EXERCISE PROMPT> In the listing below, identify each line with the word "layers" and return those lines.

==============================

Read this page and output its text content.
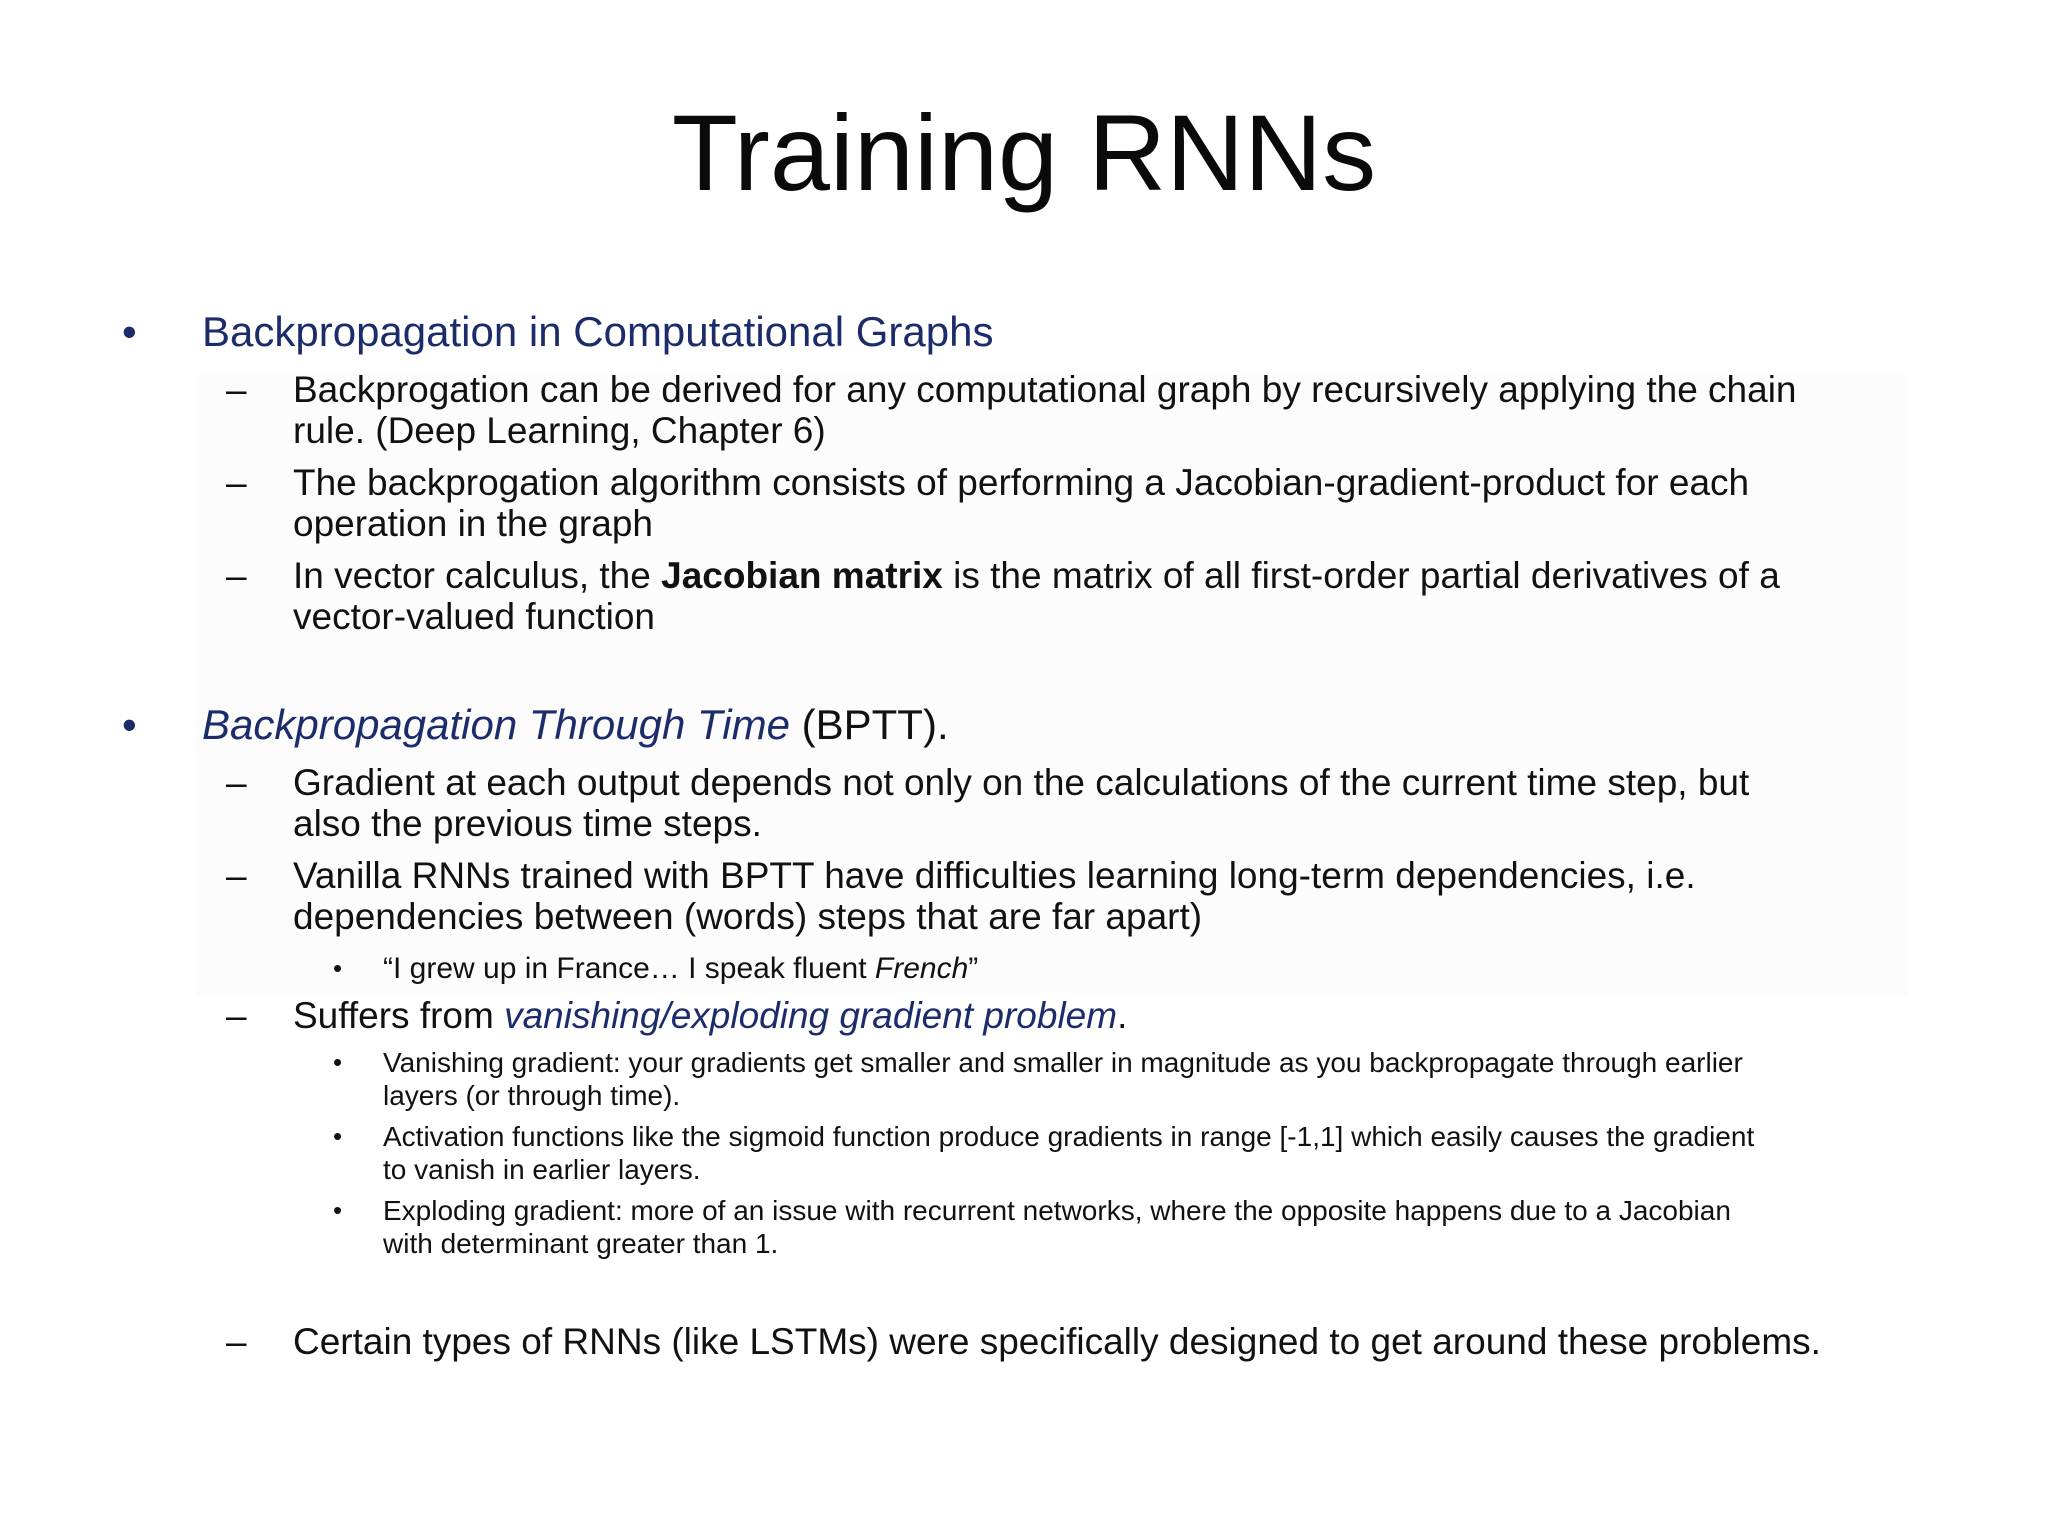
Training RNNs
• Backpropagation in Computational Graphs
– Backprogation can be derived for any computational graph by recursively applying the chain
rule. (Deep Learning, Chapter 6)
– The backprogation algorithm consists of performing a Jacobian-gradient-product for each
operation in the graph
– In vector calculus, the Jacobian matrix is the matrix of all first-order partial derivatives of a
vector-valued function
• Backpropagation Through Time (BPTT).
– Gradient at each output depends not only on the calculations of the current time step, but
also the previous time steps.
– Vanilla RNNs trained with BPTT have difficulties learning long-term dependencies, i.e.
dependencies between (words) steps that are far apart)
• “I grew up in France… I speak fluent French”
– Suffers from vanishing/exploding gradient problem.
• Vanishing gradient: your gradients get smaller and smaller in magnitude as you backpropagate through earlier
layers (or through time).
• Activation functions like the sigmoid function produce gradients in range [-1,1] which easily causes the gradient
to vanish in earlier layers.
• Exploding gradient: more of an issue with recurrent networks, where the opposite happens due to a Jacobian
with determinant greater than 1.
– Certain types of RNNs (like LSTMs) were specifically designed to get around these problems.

==============================

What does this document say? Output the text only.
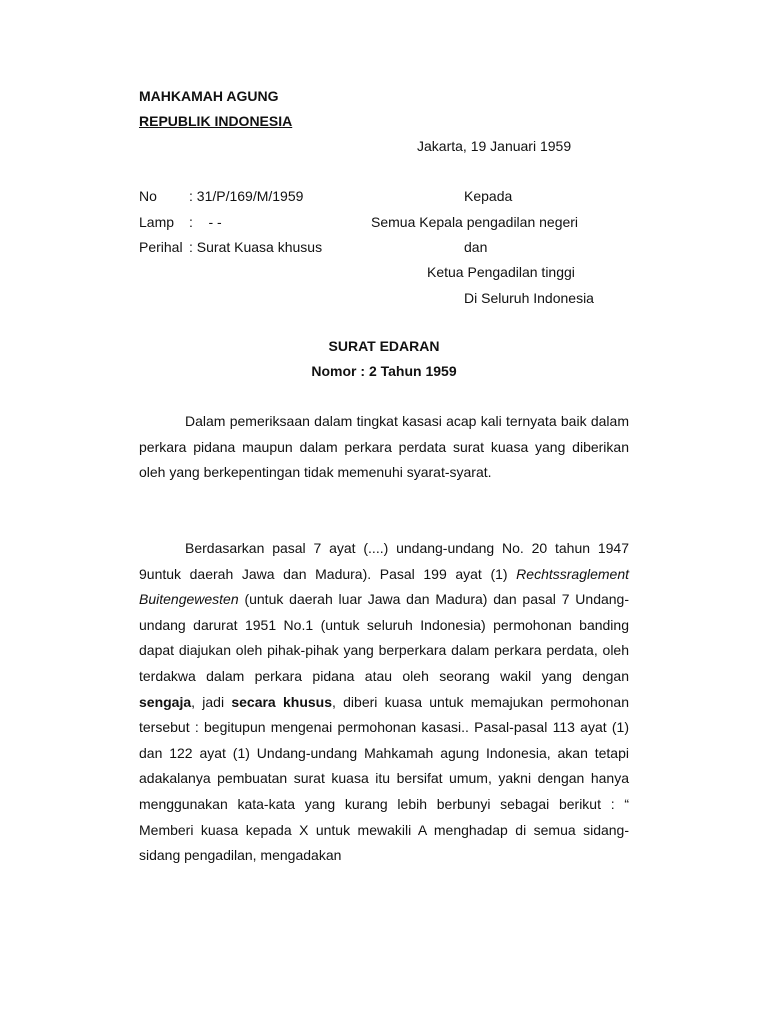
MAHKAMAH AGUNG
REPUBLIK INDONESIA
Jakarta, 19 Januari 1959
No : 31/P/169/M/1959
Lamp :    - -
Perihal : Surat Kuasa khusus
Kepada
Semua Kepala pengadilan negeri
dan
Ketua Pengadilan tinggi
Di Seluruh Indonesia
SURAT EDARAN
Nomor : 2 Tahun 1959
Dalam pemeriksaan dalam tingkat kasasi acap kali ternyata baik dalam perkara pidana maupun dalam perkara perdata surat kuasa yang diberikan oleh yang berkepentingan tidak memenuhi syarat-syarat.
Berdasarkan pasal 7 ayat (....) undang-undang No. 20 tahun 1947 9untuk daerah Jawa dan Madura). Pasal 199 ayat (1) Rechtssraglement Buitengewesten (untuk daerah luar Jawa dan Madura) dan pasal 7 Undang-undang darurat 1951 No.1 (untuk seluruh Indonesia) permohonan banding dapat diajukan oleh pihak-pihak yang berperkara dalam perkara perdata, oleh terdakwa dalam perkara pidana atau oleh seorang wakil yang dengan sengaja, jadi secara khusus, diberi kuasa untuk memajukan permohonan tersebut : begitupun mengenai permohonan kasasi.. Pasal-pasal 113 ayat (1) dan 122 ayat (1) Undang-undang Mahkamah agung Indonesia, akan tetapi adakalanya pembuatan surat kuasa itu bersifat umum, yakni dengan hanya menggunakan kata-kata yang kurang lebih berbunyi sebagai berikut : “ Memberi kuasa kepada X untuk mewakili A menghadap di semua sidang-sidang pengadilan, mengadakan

==============================

RIGHT ANSWER>
layers (or through time).
to vanish in earlier layers.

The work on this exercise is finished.